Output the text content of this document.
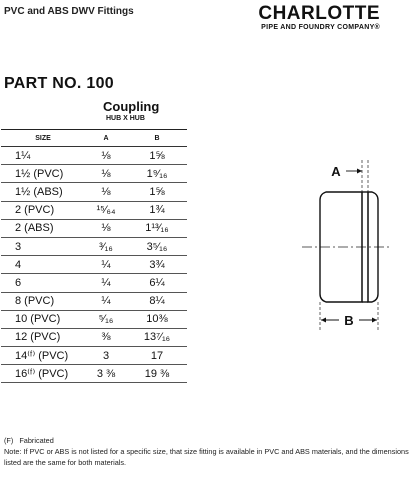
PVC and ABS DWV Fittings	CHARLOTTE
PIPE AND FOUNDRY COMPANY®
PART NO. 100
Coupling
HUB X HUB
SIZE	A	B
1¼	⅛	1⅝
1½ (PVC)	⅛	1⁹⁄₁₆
1½ (ABS)	⅛	1⅝
2 (PVC)	¹⁵⁄₆₄	1¾
2 (ABS)	⅛	1¹³⁄₁₆
3	³⁄₁₆	3⁵⁄₁₆
4	¼	3¾
6	¼	6¼
8 (PVC)	¼	8¼
10 (PVC)	⁵⁄₁₆	10⅜
12 (PVC)	⅜	13⁷⁄₁₆
14⁽ᶠ⁾ (PVC)	3	17
16⁽ᶠ⁾ (PVC)	3 ⅜	19 ⅜
A
B
(F) Fabricated
Note: If PVC or ABS is not listed for a specific size, that size fitting is available in PVC and ABS materials, and the dimensions listed are the same for both materials.
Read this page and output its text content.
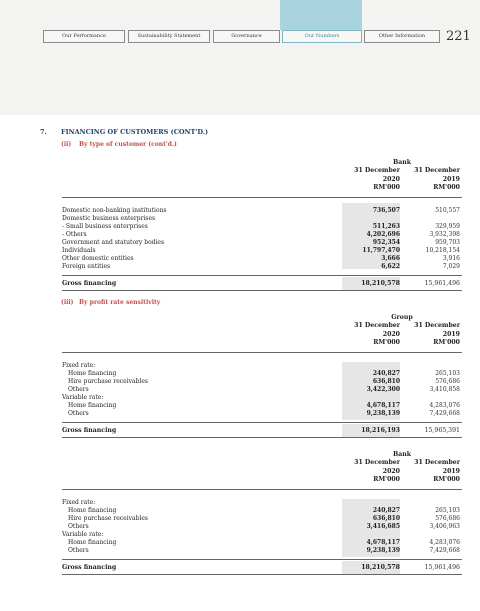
Our Performance	Sustainability Statement	Governance	Our Numbers	Other Information	221
7. FINANCING OF CUSTOMERS (CONT'D.)
(ii) By type of customer (cont'd.)
Bank
31 December
2020
RM'000
31 December
2019
RM'000
Domestic non-banking institutions	736,507	510,557
Domestic business enterprises
- Small business enterprises	511,263	329,959
- Others	4,202,696	3,932,398
Government and statutory bodies	952,354	959,703
Individuals	11,797,470	10,218,154
Other domestic entities	3,666	3,916
Foreign entities	6,622	7,029
Gross financing	18,210,578	15,961,496
(iii) By profit rate sensitivity
Group
31 December
2020
RM'000
31 December
2019
RM'000
Fixed rate:
Home financing	240,827	265,103
Hire purchase receivables	636,810	576,686
Others	3,422,300	3,410,858
Variable rate:
Home financing	4,678,117	4,283,076
Others	9,238,139	7,429,668
Gross financing	18,216,193	15,965,391
Bank
31 December
2020
RM'000
31 December
2019
RM'000
Fixed rate:
Home financing	240,827	265,103
Hire purchase receivables	636,810	576,686
Others	3,416,685	3,406,963
Variable rate:
Home financing	4,678,117	4,283,076
Others	9,238,139	7,429,668
Gross financing	18,210,578	15,961,496
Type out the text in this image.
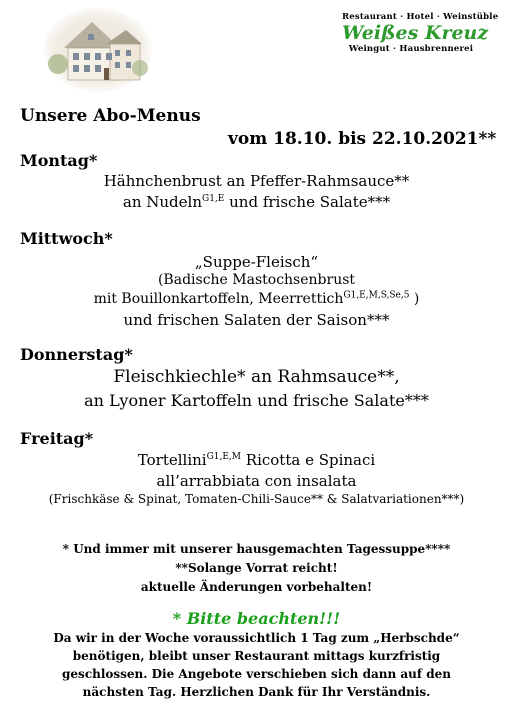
Restaurant · Hotel · Weinstüble
Weißes Kreuz
Weingut · Hausbrennerei
Unsere Abo-Menus
vom 18.10. bis 22.10.2021**
Montag*
Hähnchenbrust an Pfeffer-Rahmsauce**
an Nudeln$^{G1,E}$ und frische Salate***
Mittwoch*
„Suppe-Fleisch“
(Badische Mastochsenbrust
mit Bouillonkartoffeln, Meerrettich$^{G1,E,M,S,Se,5}$ )
und frischen Salaten der Saison***
Donnerstag*
Fleischkiechle* an Rahmsauce**,
an Lyoner Kartoffeln und frische Salate***
Freitag*
Tortellini$^{G1,E,M}$ Ricotta e Spinaci
all’arrabbiata con insalata
(Frischkäse & Spinat, Tomaten-Chili-Sauce** & Salatvariationen***)
* Und immer mit unserer hausgemachten Tagessuppe****
**Solange Vorrat reicht!
aktuelle Änderungen vorbehalten!
* Bitte beachten!!!
Da wir in der Woche voraussichtlich 1 Tag zum „Herbschde“
benötigen, bleibt unser Restaurant mittags kurzfristig
geschlossen. Die Angebote verschieben sich dann auf den
nächsten Tag. Herzlichen Dank für Ihr Verständnis.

Work to do: Return all of the entries word for word, but omit the pictures.

Reply:
Output the text content of this document.
PVC and ABS DWV Fittings	CHARLOTTE
PIPE AND FOUNDRY COMPANY®
PART NO. 100
Coupling
HUB X HUB
SIZE	A	B
1¼	⅛	1⅝
1½ (PVC)	⅛	1⁹⁄₁₆
1½ (ABS)	⅛	1⅝
2 (PVC)	¹⁵⁄₆₄	1¾
2 (ABS)	⅛	1¹³⁄₁₆
3	³⁄₁₆	3⁵⁄₁₆
4	¼	3¾
6	¼	6¼
8 (PVC)	¼	8¼
10 (PVC)	⁵⁄₁₆	10⅜
12 (PVC)	⅜	13⁷⁄₁₆
14⁽ᶠ⁾ (PVC)	3	17
16⁽ᶠ⁾ (PVC)	3 ⅜	19 ⅜
A
B
(F) Fabricated
Note: If PVC or ABS is not listed for a specific size, that size fitting is available in PVC and ABS materials, and the dimensions listed are the same for both materials.
Read this page and output its text content.
Our Performance	Sustainability Statement	Governance	Our Numbers	Other Information	221
7. FINANCING OF CUSTOMERS (CONT'D.)
(ii) By type of customer (cont'd.)
Bank
31 December
2020
RM'000
31 December
2019
RM'000
Domestic non-banking institutions	736,507	510,557
Domestic business enterprises
- Small business enterprises	511,263	329,959
- Others	4,202,696	3,932,398
Government and statutory bodies	952,354	959,703
Individuals	11,797,470	10,218,154
Other domestic entities	3,666	3,916
Foreign entities	6,622	7,029
Gross financing	18,210,578	15,961,496
(iii) By profit rate sensitivity
Group
31 December
2020
RM'000
31 December
2019
RM'000
Fixed rate:
Home financing	240,827	265,103
Hire purchase receivables	636,810	576,686
Others	3,422,300	3,410,858
Variable rate:
Home financing	4,678,117	4,283,076
Others	9,238,139	7,429,668
Gross financing	18,216,193	15,965,391
Bank
31 December
2020
RM'000
31 December
2019
RM'000
Fixed rate:
Home financing	240,827	265,103
Hire purchase receivables	636,810	576,686
Others	3,416,685	3,406,963
Variable rate:
Home financing	4,678,117	4,283,076
Others	9,238,139	7,429,668
Gross financing	18,210,578	15,961,496
Type out the text in this image.
Restaurant · Hotel · Weinstüble
Weißes Kreuz
Weingut · Hausbrennerei
Unsere Abo-Menus
vom 18.10. bis 22.10.2021**
Montag*
Hähnchenbrust an Pfeffer-Rahmsauce**
an Nudeln$^{G1,E}$ und frische Salate***
Mittwoch*
„Suppe-Fleisch“
(Badische Mastochsenbrust
mit Bouillonkartoffeln, Meerrettich$^{G1,E,M,S,Se,5}$ )
und frischen Salaten der Saison***
Donnerstag*
Fleischkiechle* an Rahmsauce**,
an Lyoner Kartoffeln und frische Salate***
Freitag*
Tortellini$^{G1,E,M}$ Ricotta e Spinaci
all’arrabbiata con insalata
(Frischkäse & Spinat, Tomaten-Chili-Sauce** & Salatvariationen***)
* Und immer mit unserer hausgemachten Tagessuppe****
**Solange Vorrat reicht!
aktuelle Änderungen vorbehalten!
* Bitte beachten!!!
Da wir in der Woche voraussichtlich 1 Tag zum „Herbschde“
benötigen, bleibt unser Restaurant mittags kurzfristig
geschlossen. Die Angebote verschieben sich dann auf den
nächsten Tag. Herzlichen Dank für Ihr Verständnis.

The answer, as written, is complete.